= EXERCISE BRIEF =
Set out each line from the following listing that includes the word "сторону".

(Collection entries)
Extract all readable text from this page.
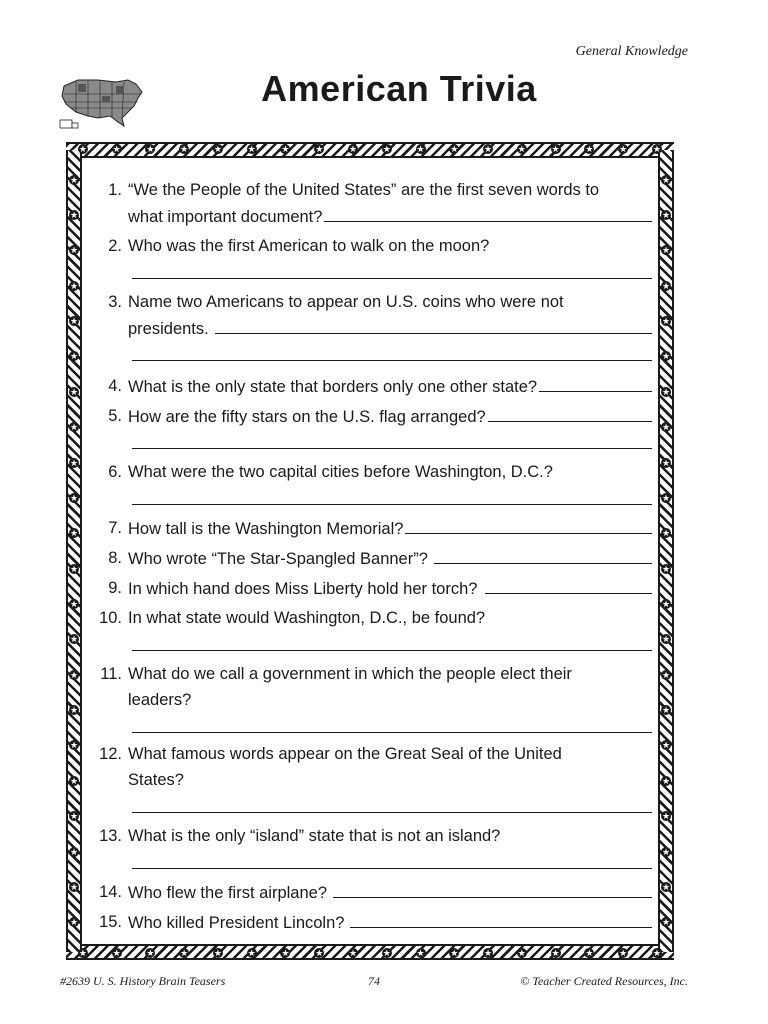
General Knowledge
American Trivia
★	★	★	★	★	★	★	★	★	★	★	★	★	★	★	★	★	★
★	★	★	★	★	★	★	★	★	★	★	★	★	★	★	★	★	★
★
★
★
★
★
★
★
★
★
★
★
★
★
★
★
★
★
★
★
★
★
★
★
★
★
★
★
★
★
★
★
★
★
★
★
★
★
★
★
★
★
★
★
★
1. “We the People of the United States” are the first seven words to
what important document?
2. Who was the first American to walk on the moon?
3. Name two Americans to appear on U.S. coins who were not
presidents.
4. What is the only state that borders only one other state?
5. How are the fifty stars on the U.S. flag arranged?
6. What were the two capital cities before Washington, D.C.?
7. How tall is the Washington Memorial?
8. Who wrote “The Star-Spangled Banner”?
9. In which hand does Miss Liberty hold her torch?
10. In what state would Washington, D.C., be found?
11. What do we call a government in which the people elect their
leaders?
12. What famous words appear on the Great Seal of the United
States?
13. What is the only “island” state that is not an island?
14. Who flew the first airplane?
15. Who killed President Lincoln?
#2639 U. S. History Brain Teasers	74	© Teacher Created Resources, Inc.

---

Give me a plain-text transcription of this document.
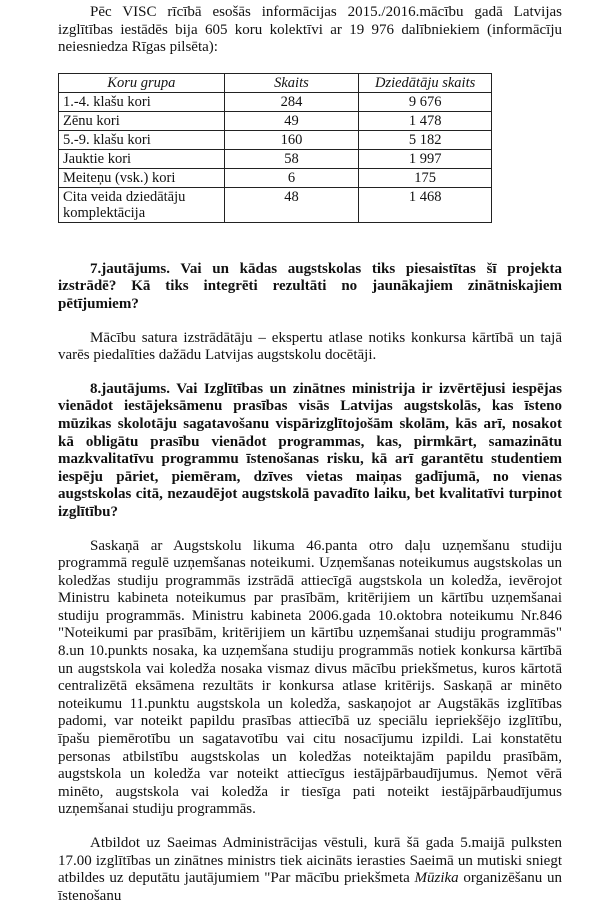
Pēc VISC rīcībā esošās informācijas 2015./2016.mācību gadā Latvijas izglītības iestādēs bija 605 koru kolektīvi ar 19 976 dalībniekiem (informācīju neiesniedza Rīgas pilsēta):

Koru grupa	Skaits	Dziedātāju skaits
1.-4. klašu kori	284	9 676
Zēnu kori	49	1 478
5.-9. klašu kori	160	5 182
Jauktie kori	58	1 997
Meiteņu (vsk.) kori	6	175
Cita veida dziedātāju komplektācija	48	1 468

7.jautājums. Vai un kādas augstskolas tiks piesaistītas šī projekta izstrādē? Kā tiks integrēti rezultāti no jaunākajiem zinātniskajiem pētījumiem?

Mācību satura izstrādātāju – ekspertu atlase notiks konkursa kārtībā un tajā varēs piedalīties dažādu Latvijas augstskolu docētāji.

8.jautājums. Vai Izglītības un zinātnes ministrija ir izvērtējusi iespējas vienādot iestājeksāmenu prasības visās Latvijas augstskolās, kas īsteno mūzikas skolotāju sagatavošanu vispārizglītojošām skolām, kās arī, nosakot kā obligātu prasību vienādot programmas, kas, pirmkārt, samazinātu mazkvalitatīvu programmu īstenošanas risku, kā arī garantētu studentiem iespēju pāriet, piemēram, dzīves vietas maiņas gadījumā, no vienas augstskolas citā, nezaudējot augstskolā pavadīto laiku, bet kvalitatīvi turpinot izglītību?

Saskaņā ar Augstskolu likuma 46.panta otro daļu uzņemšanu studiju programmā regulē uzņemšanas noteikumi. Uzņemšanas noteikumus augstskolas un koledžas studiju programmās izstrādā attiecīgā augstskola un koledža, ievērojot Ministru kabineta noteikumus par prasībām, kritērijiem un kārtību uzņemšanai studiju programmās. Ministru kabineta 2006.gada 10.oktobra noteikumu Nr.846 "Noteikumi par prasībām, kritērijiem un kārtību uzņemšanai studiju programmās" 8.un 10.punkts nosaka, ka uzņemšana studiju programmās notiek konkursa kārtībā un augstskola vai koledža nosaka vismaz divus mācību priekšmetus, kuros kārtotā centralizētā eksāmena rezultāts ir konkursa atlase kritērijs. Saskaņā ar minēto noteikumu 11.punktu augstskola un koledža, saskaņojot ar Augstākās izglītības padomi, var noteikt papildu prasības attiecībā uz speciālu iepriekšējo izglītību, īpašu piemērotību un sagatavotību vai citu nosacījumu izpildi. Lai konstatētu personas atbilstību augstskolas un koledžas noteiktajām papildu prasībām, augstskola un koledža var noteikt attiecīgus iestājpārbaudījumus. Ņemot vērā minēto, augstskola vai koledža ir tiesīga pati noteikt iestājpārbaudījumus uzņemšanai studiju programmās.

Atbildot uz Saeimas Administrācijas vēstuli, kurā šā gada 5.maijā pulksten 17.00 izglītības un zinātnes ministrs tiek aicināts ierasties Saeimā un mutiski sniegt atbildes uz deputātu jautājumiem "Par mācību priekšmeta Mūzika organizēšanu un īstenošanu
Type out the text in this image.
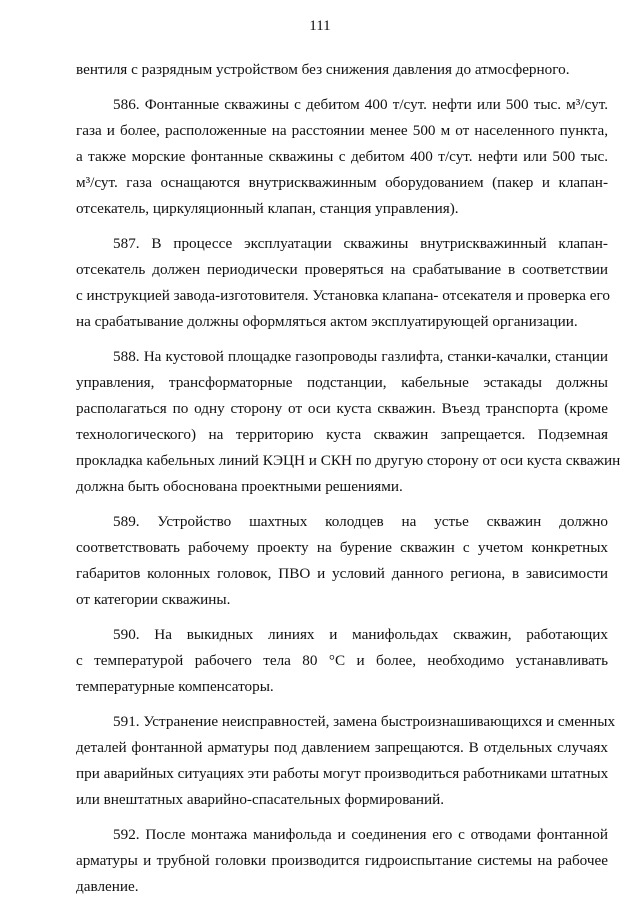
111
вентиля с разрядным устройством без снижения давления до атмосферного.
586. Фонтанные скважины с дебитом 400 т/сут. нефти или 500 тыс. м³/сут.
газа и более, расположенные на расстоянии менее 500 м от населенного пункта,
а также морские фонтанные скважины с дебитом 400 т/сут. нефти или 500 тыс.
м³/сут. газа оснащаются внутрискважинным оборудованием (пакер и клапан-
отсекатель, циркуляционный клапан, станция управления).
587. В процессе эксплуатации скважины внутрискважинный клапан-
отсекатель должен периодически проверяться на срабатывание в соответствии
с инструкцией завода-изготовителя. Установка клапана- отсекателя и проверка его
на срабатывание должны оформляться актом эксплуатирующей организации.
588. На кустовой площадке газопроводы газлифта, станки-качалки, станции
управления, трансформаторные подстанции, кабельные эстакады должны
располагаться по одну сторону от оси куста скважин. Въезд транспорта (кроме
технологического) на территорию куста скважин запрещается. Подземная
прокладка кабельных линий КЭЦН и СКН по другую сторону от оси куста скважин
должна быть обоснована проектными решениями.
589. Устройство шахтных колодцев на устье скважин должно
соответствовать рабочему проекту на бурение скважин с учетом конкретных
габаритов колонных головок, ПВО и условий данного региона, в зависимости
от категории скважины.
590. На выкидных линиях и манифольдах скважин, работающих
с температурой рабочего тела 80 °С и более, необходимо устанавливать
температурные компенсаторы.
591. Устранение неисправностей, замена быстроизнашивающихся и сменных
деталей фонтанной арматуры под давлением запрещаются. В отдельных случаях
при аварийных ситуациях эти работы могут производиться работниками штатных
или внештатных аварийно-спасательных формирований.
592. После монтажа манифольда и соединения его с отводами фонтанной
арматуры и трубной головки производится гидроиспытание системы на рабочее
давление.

= SOLVED EXERCISE =
располагаться по одну сторону от оси куста скважин. Въезд транспорта (кроме
прокладка кабельных линий КЭЦН и СКН по другую сторону от оси куста скважин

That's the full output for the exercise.